▶ _WORK TO BE COMPLETED_
Scan the records below for lines with the word "成都新鑫建科科技有限公司", then state how many you find and nothing else.

▶ _RECORD EXCERPTS_
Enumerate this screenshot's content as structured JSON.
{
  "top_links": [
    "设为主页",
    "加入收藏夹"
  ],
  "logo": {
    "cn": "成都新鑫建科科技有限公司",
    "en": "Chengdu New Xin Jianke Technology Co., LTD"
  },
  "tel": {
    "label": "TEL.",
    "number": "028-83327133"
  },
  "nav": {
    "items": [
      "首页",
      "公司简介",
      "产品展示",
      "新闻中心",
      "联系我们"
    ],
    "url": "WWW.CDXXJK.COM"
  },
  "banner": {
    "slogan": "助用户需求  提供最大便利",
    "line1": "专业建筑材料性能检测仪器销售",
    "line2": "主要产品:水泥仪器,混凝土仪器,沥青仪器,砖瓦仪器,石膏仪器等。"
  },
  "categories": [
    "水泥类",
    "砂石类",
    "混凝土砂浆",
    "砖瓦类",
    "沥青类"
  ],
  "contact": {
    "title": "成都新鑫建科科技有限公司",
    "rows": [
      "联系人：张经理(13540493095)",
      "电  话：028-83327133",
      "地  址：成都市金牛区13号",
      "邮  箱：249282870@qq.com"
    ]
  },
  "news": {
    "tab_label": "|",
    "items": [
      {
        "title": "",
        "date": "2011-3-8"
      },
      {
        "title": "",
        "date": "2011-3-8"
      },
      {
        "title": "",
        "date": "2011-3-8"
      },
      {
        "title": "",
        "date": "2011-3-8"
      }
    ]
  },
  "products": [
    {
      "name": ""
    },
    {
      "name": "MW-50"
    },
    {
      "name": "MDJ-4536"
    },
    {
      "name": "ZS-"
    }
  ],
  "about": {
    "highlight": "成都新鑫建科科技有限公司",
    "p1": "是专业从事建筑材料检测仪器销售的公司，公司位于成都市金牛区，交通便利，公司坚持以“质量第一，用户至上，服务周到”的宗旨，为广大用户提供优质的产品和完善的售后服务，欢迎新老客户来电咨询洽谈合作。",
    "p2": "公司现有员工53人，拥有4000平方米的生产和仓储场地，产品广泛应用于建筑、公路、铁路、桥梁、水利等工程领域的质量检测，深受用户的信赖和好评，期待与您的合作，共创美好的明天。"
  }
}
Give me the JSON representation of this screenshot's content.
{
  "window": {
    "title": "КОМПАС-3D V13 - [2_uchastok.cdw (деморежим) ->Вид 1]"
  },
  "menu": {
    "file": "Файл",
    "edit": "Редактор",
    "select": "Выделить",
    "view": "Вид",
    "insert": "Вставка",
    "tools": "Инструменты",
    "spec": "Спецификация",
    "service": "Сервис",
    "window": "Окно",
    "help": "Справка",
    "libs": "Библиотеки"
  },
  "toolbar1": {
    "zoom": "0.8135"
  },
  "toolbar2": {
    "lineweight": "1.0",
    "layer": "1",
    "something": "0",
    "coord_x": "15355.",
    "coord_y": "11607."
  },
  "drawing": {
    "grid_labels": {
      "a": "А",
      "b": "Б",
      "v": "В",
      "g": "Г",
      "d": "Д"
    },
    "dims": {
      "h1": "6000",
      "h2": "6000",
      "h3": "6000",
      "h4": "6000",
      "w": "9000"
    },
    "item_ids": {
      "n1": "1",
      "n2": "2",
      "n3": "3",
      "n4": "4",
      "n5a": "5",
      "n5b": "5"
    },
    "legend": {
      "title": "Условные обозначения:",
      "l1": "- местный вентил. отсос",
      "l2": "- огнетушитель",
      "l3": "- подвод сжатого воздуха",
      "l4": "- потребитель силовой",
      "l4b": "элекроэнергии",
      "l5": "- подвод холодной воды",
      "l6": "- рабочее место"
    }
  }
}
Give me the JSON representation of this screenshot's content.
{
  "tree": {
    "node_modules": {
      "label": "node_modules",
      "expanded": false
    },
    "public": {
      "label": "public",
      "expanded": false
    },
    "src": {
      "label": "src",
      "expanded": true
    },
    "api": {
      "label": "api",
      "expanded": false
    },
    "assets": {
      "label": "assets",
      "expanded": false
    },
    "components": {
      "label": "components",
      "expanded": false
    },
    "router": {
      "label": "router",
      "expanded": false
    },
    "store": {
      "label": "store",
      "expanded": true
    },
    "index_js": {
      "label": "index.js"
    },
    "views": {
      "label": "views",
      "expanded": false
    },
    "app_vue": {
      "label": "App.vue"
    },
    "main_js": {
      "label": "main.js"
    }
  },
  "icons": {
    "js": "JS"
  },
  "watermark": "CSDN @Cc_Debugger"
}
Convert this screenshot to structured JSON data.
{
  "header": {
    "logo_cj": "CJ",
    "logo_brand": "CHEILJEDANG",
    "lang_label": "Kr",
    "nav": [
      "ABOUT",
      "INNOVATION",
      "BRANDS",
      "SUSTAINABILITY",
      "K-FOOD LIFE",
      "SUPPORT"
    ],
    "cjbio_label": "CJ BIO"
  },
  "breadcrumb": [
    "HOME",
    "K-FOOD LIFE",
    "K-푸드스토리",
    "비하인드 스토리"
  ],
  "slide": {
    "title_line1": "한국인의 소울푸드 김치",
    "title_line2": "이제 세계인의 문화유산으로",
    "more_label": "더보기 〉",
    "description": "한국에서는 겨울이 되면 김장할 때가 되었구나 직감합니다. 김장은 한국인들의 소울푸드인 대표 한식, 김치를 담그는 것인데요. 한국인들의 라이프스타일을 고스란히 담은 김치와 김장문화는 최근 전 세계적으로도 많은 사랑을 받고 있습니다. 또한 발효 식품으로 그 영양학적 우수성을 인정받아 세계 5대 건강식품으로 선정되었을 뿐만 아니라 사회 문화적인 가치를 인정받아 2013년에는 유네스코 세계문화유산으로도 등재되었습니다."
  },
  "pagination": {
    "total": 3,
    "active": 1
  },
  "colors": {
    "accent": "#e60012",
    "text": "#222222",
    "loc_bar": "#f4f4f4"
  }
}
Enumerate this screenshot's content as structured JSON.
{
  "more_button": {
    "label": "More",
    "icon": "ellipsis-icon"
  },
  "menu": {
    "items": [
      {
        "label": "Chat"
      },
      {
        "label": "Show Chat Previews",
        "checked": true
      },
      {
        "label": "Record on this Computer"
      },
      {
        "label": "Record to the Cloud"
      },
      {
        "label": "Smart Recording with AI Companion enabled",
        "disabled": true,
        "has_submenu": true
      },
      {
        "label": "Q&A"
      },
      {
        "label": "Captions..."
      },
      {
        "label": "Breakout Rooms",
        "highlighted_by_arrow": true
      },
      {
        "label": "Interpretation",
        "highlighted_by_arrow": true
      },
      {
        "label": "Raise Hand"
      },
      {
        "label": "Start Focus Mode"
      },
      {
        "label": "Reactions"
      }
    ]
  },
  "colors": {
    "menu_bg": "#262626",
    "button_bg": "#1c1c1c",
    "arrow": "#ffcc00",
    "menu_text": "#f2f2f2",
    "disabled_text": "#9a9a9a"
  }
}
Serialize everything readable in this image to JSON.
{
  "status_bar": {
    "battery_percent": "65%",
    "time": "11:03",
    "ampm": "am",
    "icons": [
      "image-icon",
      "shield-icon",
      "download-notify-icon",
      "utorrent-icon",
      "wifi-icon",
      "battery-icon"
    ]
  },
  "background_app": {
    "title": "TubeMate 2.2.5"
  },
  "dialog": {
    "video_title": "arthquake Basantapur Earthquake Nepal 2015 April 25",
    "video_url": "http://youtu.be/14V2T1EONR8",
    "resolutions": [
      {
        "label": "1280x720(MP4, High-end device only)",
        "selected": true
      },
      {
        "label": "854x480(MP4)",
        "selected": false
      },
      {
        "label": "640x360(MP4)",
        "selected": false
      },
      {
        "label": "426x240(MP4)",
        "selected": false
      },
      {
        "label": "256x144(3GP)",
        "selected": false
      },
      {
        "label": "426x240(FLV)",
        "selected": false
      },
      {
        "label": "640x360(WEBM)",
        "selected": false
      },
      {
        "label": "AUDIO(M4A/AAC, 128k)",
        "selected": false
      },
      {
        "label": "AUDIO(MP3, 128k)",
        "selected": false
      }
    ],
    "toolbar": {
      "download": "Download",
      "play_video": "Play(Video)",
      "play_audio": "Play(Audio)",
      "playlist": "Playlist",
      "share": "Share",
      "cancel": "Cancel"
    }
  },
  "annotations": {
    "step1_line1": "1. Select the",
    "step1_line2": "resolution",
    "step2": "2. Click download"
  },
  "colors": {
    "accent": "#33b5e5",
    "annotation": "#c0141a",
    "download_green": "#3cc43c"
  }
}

▶ _RESPONSE TO THE EXERCISE_
3